WHAT YOU WILL DO - All the records that follow need to be reproduced exactly. Omit the images.

DATA LINES -
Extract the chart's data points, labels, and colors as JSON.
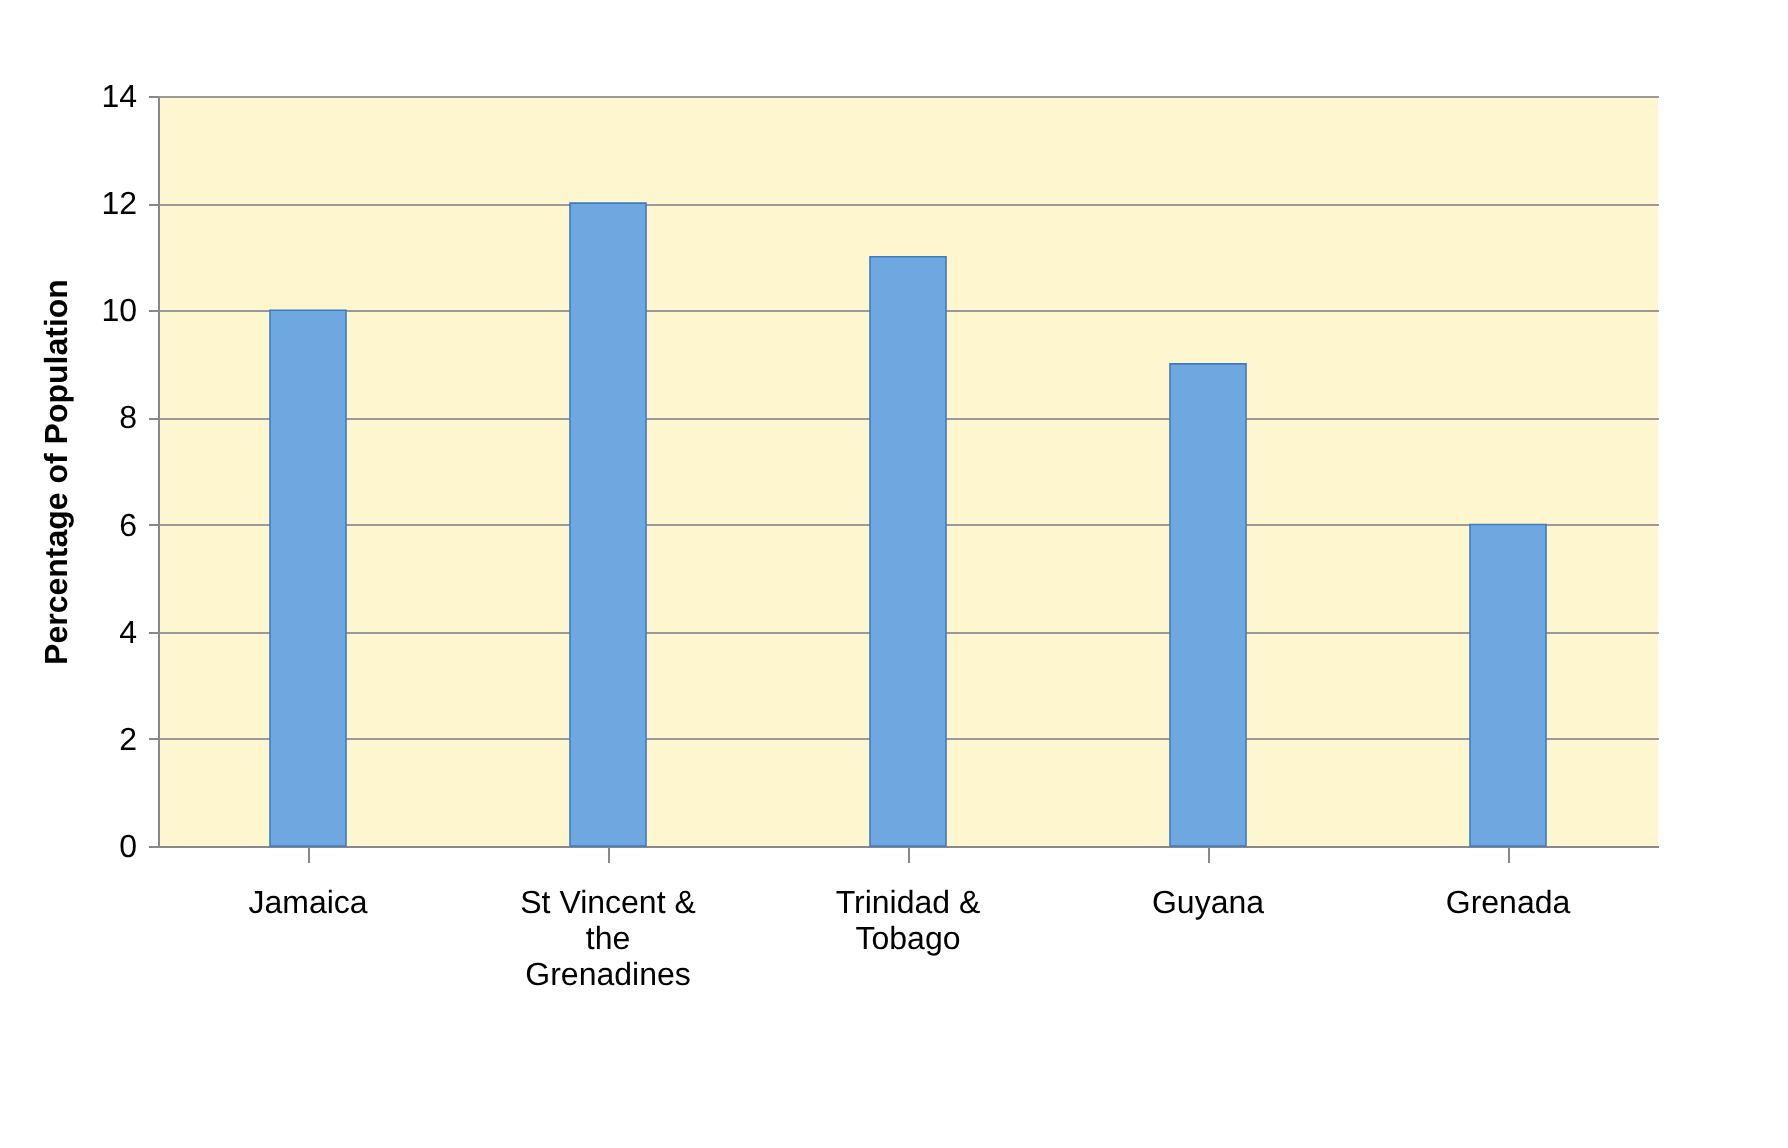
{
  "chart_data": {
    "type": "bar",
    "ylabel": "Percentage of Population",
    "categories": [
      "Jamaica",
      "St Vincent & the Grenadines",
      "Trinidad & Tobago",
      "Guyana",
      "Grenada"
    ],
    "values": [
      10,
      12,
      11,
      9,
      6
    ],
    "color": "#6fa8e0",
    "ylim": [
      0,
      14
    ],
    "yticks": [
      0,
      2,
      4,
      6,
      8,
      10,
      12,
      14
    ],
    "grid": "y"
  }
}
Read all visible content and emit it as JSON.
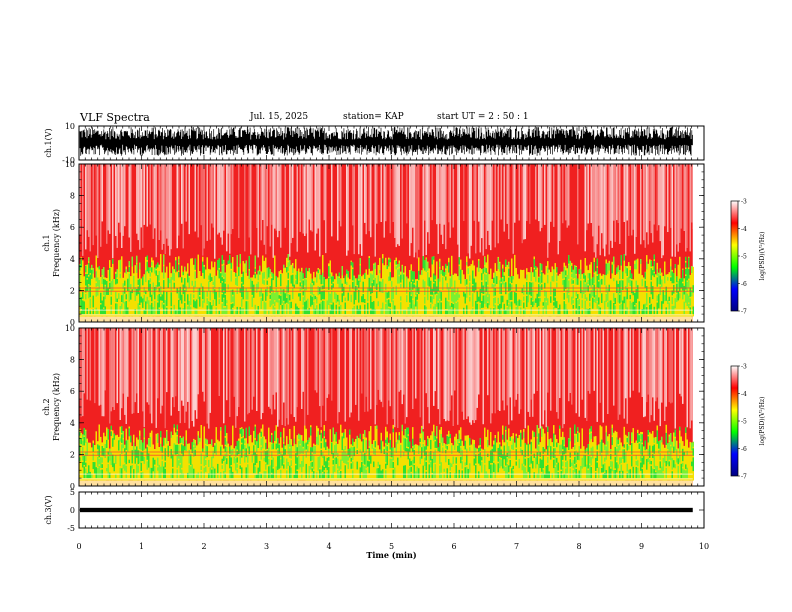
{
  "header": {
    "title": "VLF Spectra",
    "date": "Jul. 15, 2025",
    "station": "station= KAP",
    "start": "start  UT =   2 : 50 : 1"
  },
  "chart_data": {
    "type": "spectrogram",
    "x_axis": {
      "label": "Time (min)",
      "range": [
        0,
        10
      ],
      "ticks": [
        "0",
        "1",
        "2",
        "3",
        "4",
        "5",
        "6",
        "7",
        "8",
        "9",
        "10"
      ],
      "data_end": 9.82
    },
    "panels": [
      {
        "id": "ch1-waveform",
        "type": "line",
        "ylabel": "ch.1(V)",
        "ylim": [
          -10,
          10
        ],
        "yticks": [
          "10",
          "-10"
        ],
        "signal": "dense noise, mostly between -6 and +8 V"
      },
      {
        "id": "ch1-spectrogram",
        "type": "heatmap",
        "ylabel": "ch.1",
        "ylabel2": "Frequency (kHz)",
        "ylim": [
          0,
          10
        ],
        "yticks": [
          "0",
          "2",
          "4",
          "6",
          "8",
          "10"
        ],
        "band": {
          "strong_kHz": [
            0.3,
            3.6
          ],
          "note": "green/yellow band below ~3.5 kHz, red above"
        }
      },
      {
        "id": "ch2-spectrogram",
        "type": "heatmap",
        "ylabel": "ch.2",
        "ylabel2": "Frequency (kHz)",
        "ylim": [
          0,
          10
        ],
        "yticks": [
          "0",
          "2",
          "4",
          "6",
          "8",
          "10"
        ],
        "band": {
          "strong_kHz": [
            0.3,
            3.2
          ],
          "note": "green/yellow band below ~3 kHz, red above"
        }
      },
      {
        "id": "ch3-waveform",
        "type": "line",
        "ylabel": "ch.3(V)",
        "ylim": [
          -5,
          5
        ],
        "yticks": [
          "5",
          "0",
          "-5"
        ],
        "signal": "near-constant ~0 V thick trace"
      }
    ],
    "colorbar": {
      "label": "log(PSD)(V²/Hz)",
      "range": [
        -7,
        -3
      ],
      "ticks": [
        "-3",
        "-4",
        "-5",
        "-6",
        "-7"
      ],
      "colors": [
        "#ffffff",
        "#ff0000",
        "#ffff00",
        "#00ff00",
        "#0000ff",
        "#000080"
      ]
    }
  }
}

RESPONSE TO THE TASK -
Extract the chart's data points, labels, and colors as JSON.
{
  "chart_data": {
    "type": "bar",
    "ylabel": "Percentage of Population",
    "categories": [
      "Jamaica",
      "St Vincent & the Grenadines",
      "Trinidad & Tobago",
      "Guyana",
      "Grenada"
    ],
    "values": [
      10,
      12,
      11,
      9,
      6
    ],
    "color": "#6fa8e0",
    "ylim": [
      0,
      14
    ],
    "yticks": [
      0,
      2,
      4,
      6,
      8,
      10,
      12,
      14
    ],
    "grid": "y"
  }
}
Read all visible content and emit it as JSON.
{
  "header": {
    "title": "VLF Spectra",
    "date": "Jul. 15, 2025",
    "station": "station= KAP",
    "start": "start  UT =   2 : 50 : 1"
  },
  "chart_data": {
    "type": "spectrogram",
    "x_axis": {
      "label": "Time (min)",
      "range": [
        0,
        10
      ],
      "ticks": [
        "0",
        "1",
        "2",
        "3",
        "4",
        "5",
        "6",
        "7",
        "8",
        "9",
        "10"
      ],
      "data_end": 9.82
    },
    "panels": [
      {
        "id": "ch1-waveform",
        "type": "line",
        "ylabel": "ch.1(V)",
        "ylim": [
          -10,
          10
        ],
        "yticks": [
          "10",
          "-10"
        ],
        "signal": "dense noise, mostly between -6 and +8 V"
      },
      {
        "id": "ch1-spectrogram",
        "type": "heatmap",
        "ylabel": "ch.1",
        "ylabel2": "Frequency (kHz)",
        "ylim": [
          0,
          10
        ],
        "yticks": [
          "0",
          "2",
          "4",
          "6",
          "8",
          "10"
        ],
        "band": {
          "strong_kHz": [
            0.3,
            3.6
          ],
          "note": "green/yellow band below ~3.5 kHz, red above"
        }
      },
      {
        "id": "ch2-spectrogram",
        "type": "heatmap",
        "ylabel": "ch.2",
        "ylabel2": "Frequency (kHz)",
        "ylim": [
          0,
          10
        ],
        "yticks": [
          "0",
          "2",
          "4",
          "6",
          "8",
          "10"
        ],
        "band": {
          "strong_kHz": [
            0.3,
            3.2
          ],
          "note": "green/yellow band below ~3 kHz, red above"
        }
      },
      {
        "id": "ch3-waveform",
        "type": "line",
        "ylabel": "ch.3(V)",
        "ylim": [
          -5,
          5
        ],
        "yticks": [
          "5",
          "0",
          "-5"
        ],
        "signal": "near-constant ~0 V thick trace"
      }
    ],
    "colorbar": {
      "label": "log(PSD)(V²/Hz)",
      "range": [
        -7,
        -3
      ],
      "ticks": [
        "-3",
        "-4",
        "-5",
        "-6",
        "-7"
      ],
      "colors": [
        "#ffffff",
        "#ff0000",
        "#ffff00",
        "#00ff00",
        "#0000ff",
        "#000080"
      ]
    }
  }
}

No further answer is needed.